■ **JOB**: Copy out every line exactly, passing over the pictures.

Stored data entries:
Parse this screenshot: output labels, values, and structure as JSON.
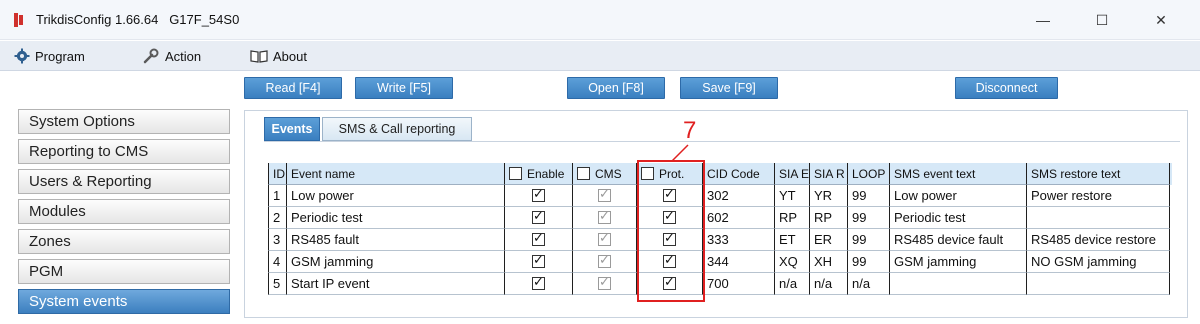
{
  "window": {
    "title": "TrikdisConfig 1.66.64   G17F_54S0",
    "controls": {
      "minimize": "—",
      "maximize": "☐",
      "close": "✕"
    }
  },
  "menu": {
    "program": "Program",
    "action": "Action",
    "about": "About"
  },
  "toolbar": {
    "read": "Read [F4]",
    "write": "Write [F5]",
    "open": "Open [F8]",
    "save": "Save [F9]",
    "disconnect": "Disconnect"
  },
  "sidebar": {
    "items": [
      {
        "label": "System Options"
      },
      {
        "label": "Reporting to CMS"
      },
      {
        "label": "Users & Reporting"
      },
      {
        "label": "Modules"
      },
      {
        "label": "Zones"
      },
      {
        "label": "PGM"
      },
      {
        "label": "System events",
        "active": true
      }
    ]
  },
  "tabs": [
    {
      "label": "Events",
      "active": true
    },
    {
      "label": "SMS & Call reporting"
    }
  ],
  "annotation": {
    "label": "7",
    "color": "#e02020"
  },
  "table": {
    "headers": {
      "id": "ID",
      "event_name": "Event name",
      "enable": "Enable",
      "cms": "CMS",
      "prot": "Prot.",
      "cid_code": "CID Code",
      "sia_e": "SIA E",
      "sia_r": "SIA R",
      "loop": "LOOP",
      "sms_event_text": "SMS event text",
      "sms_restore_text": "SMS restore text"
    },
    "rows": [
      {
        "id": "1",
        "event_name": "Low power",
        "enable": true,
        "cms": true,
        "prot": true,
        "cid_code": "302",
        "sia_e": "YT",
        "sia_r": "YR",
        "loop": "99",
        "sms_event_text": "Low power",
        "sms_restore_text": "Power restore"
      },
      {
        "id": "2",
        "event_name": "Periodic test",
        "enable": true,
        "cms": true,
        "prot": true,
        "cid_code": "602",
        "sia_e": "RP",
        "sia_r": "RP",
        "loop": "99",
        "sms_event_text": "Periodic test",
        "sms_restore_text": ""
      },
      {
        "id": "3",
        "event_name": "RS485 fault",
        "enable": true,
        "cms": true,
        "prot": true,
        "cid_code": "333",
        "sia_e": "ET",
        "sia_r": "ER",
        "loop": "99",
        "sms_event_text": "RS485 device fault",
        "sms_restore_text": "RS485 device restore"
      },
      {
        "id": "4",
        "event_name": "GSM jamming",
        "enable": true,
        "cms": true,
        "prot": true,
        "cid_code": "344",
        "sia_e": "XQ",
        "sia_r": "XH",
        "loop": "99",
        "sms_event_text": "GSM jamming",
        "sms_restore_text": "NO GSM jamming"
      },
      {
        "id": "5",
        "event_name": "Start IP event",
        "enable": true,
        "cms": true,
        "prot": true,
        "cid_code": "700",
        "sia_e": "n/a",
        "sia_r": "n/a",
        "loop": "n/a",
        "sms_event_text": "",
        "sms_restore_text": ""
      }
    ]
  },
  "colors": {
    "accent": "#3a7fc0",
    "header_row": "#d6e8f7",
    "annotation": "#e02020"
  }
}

■ **REPLY**:
Parse this screenshot: output labels, values, and structure as JSON.
{
  "window": {
    "title": "TrikdisConfig 1.66.64   G17F_54S0",
    "controls": {
      "minimize": "—",
      "maximize": "☐",
      "close": "✕"
    }
  },
  "menu": {
    "program": "Program",
    "action": "Action",
    "about": "About"
  },
  "toolbar": {
    "read": "Read [F4]",
    "write": "Write [F5]",
    "open": "Open [F8]",
    "save": "Save [F9]",
    "disconnect": "Disconnect"
  },
  "sidebar": {
    "items": [
      {
        "label": "System Options"
      },
      {
        "label": "Reporting to CMS"
      },
      {
        "label": "Users & Reporting"
      },
      {
        "label": "Modules"
      },
      {
        "label": "Zones"
      },
      {
        "label": "PGM"
      },
      {
        "label": "System events",
        "active": true
      }
    ]
  },
  "tabs": [
    {
      "label": "Events",
      "active": true
    },
    {
      "label": "SMS & Call reporting"
    }
  ],
  "annotation": {
    "label": "7",
    "color": "#e02020"
  },
  "table": {
    "headers": {
      "id": "ID",
      "event_name": "Event name",
      "enable": "Enable",
      "cms": "CMS",
      "prot": "Prot.",
      "cid_code": "CID Code",
      "sia_e": "SIA E",
      "sia_r": "SIA R",
      "loop": "LOOP",
      "sms_event_text": "SMS event text",
      "sms_restore_text": "SMS restore text"
    },
    "rows": [
      {
        "id": "1",
        "event_name": "Low power",
        "enable": true,
        "cms": true,
        "prot": true,
        "cid_code": "302",
        "sia_e": "YT",
        "sia_r": "YR",
        "loop": "99",
        "sms_event_text": "Low power",
        "sms_restore_text": "Power restore"
      },
      {
        "id": "2",
        "event_name": "Periodic test",
        "enable": true,
        "cms": true,
        "prot": true,
        "cid_code": "602",
        "sia_e": "RP",
        "sia_r": "RP",
        "loop": "99",
        "sms_event_text": "Periodic test",
        "sms_restore_text": ""
      },
      {
        "id": "3",
        "event_name": "RS485 fault",
        "enable": true,
        "cms": true,
        "prot": true,
        "cid_code": "333",
        "sia_e": "ET",
        "sia_r": "ER",
        "loop": "99",
        "sms_event_text": "RS485 device fault",
        "sms_restore_text": "RS485 device restore"
      },
      {
        "id": "4",
        "event_name": "GSM jamming",
        "enable": true,
        "cms": true,
        "prot": true,
        "cid_code": "344",
        "sia_e": "XQ",
        "sia_r": "XH",
        "loop": "99",
        "sms_event_text": "GSM jamming",
        "sms_restore_text": "NO GSM jamming"
      },
      {
        "id": "5",
        "event_name": "Start IP event",
        "enable": true,
        "cms": true,
        "prot": true,
        "cid_code": "700",
        "sia_e": "n/a",
        "sia_r": "n/a",
        "loop": "n/a",
        "sms_event_text": "",
        "sms_restore_text": ""
      }
    ]
  },
  "colors": {
    "accent": "#3a7fc0",
    "header_row": "#d6e8f7",
    "annotation": "#e02020"
  }
}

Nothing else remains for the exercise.